── Provided records

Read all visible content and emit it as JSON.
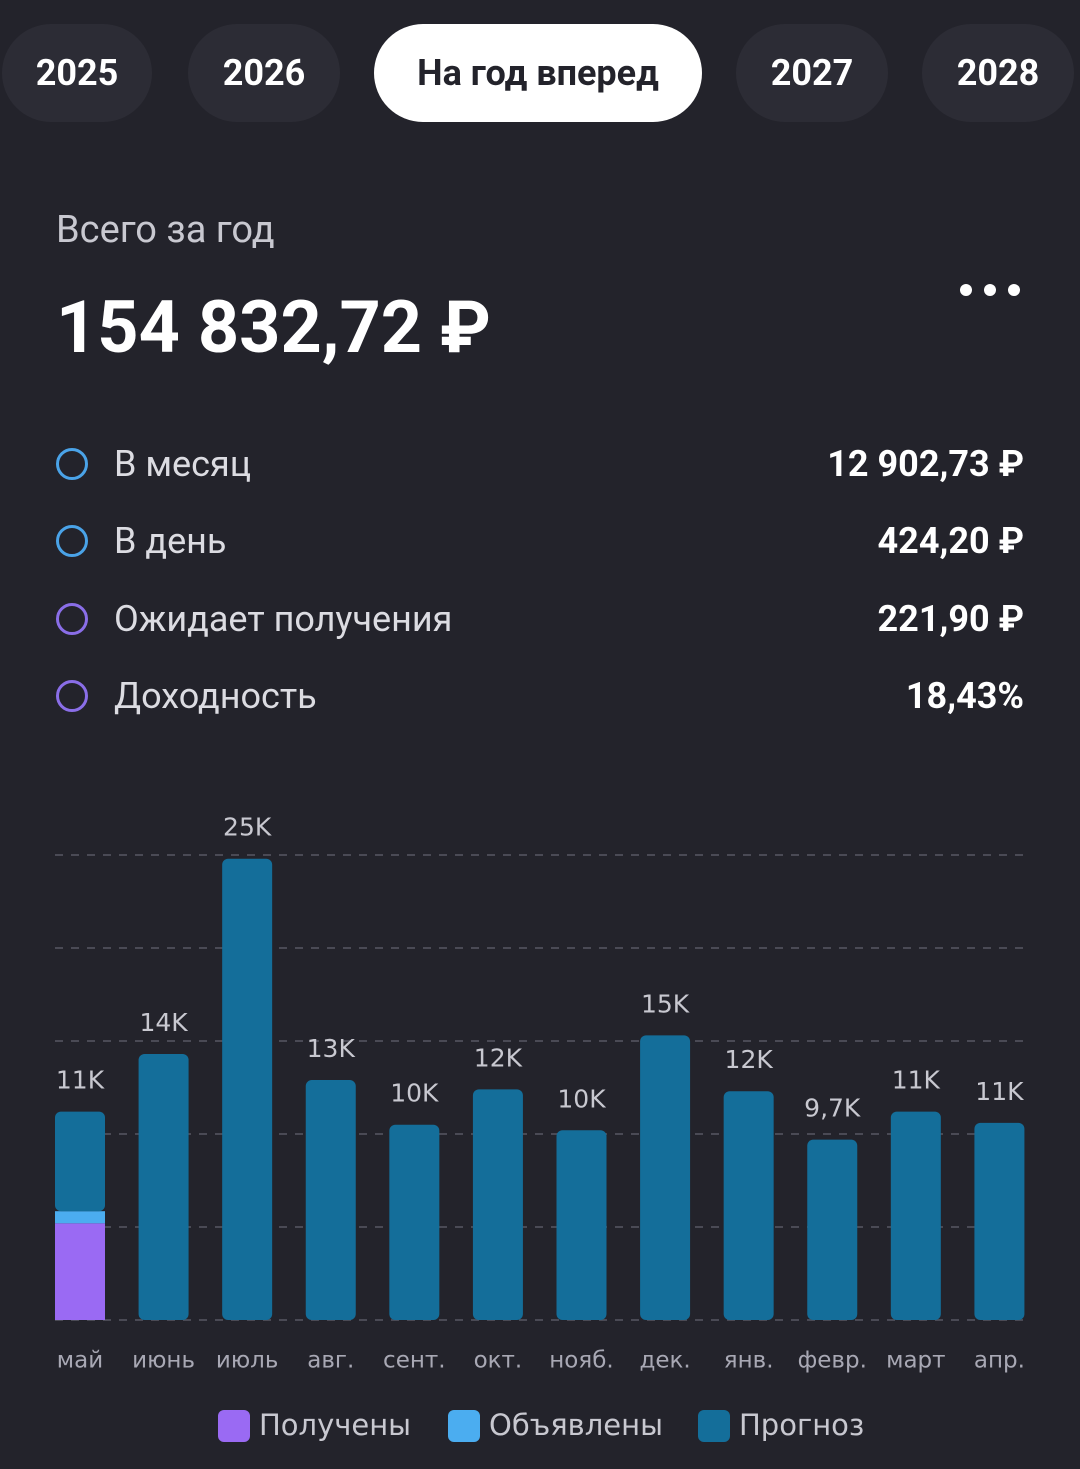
{
  "tabs": [
    "2025",
    "2026",
    "На год вперед",
    "2027",
    "2028"
  ],
  "summary": {
    "label": "Всего за год",
    "total": "154 832,72 ₽"
  },
  "stats": [
    {
      "label": "В месяц",
      "value": "12 902,73 ₽"
    },
    {
      "label": "В день",
      "value": "424,20 ₽"
    },
    {
      "label": "Ожидает получения",
      "value": "221,90 ₽"
    },
    {
      "label": "Доходность",
      "value": "18,43%"
    }
  ],
  "chart_data": {
    "type": "bar",
    "stacked": true,
    "grid": true,
    "categories": [
      "май",
      "июнь",
      "июль",
      "авг.",
      "сент.",
      "окт.",
      "нояб.",
      "дек.",
      "янв.",
      "февр.",
      "март",
      "апр."
    ],
    "series": [
      {
        "name": "Получены",
        "color": "#9a6af3",
        "values": [
          5200,
          0,
          0,
          0,
          0,
          0,
          0,
          0,
          0,
          0,
          0,
          0
        ]
      },
      {
        "name": "Объявлены",
        "color": "#4badf0",
        "values": [
          650,
          0,
          0,
          0,
          0,
          0,
          0,
          0,
          0,
          0,
          0,
          0
        ]
      },
      {
        "name": "Прогноз",
        "color": "#146e9a",
        "values": [
          5350,
          14300,
          24800,
          12900,
          10500,
          12400,
          10200,
          15300,
          12300,
          9700,
          11200,
          10600
        ]
      }
    ],
    "totals": [
      11200,
      14300,
      24800,
      12900,
      10500,
      12400,
      10200,
      15300,
      12300,
      9700,
      11200,
      10600
    ],
    "total_labels": [
      "11K",
      "14K",
      "25K",
      "13K",
      "10K",
      "12K",
      "10K",
      "15K",
      "12K",
      "9,7K",
      "11K",
      "11K"
    ],
    "ylim": [
      0,
      25000
    ],
    "yticks": [
      0,
      5000,
      10000,
      15000,
      20000,
      25000
    ]
  }
}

────

(Goal): Leave the images out and output the remaining material exactly as it stands.

(Task answer):
Read all visible content and emit it as JSON.
{
  "tabs": [
    "2025",
    "2026",
    "На год вперед",
    "2027",
    "2028"
  ],
  "summary": {
    "label": "Всего за год",
    "total": "154 832,72 ₽"
  },
  "stats": [
    {
      "label": "В месяц",
      "value": "12 902,73 ₽"
    },
    {
      "label": "В день",
      "value": "424,20 ₽"
    },
    {
      "label": "Ожидает получения",
      "value": "221,90 ₽"
    },
    {
      "label": "Доходность",
      "value": "18,43%"
    }
  ],
  "chart_data": {
    "type": "bar",
    "stacked": true,
    "grid": true,
    "categories": [
      "май",
      "июнь",
      "июль",
      "авг.",
      "сент.",
      "окт.",
      "нояб.",
      "дек.",
      "янв.",
      "февр.",
      "март",
      "апр."
    ],
    "series": [
      {
        "name": "Получены",
        "color": "#9a6af3",
        "values": [
          5200,
          0,
          0,
          0,
          0,
          0,
          0,
          0,
          0,
          0,
          0,
          0
        ]
      },
      {
        "name": "Объявлены",
        "color": "#4badf0",
        "values": [
          650,
          0,
          0,
          0,
          0,
          0,
          0,
          0,
          0,
          0,
          0,
          0
        ]
      },
      {
        "name": "Прогноз",
        "color": "#146e9a",
        "values": [
          5350,
          14300,
          24800,
          12900,
          10500,
          12400,
          10200,
          15300,
          12300,
          9700,
          11200,
          10600
        ]
      }
    ],
    "totals": [
      11200,
      14300,
      24800,
      12900,
      10500,
      12400,
      10200,
      15300,
      12300,
      9700,
      11200,
      10600
    ],
    "total_labels": [
      "11K",
      "14K",
      "25K",
      "13K",
      "10K",
      "12K",
      "10K",
      "15K",
      "12K",
      "9,7K",
      "11K",
      "11K"
    ],
    "ylim": [
      0,
      25000
    ],
    "yticks": [
      0,
      5000,
      10000,
      15000,
      20000,
      25000
    ]
  }
}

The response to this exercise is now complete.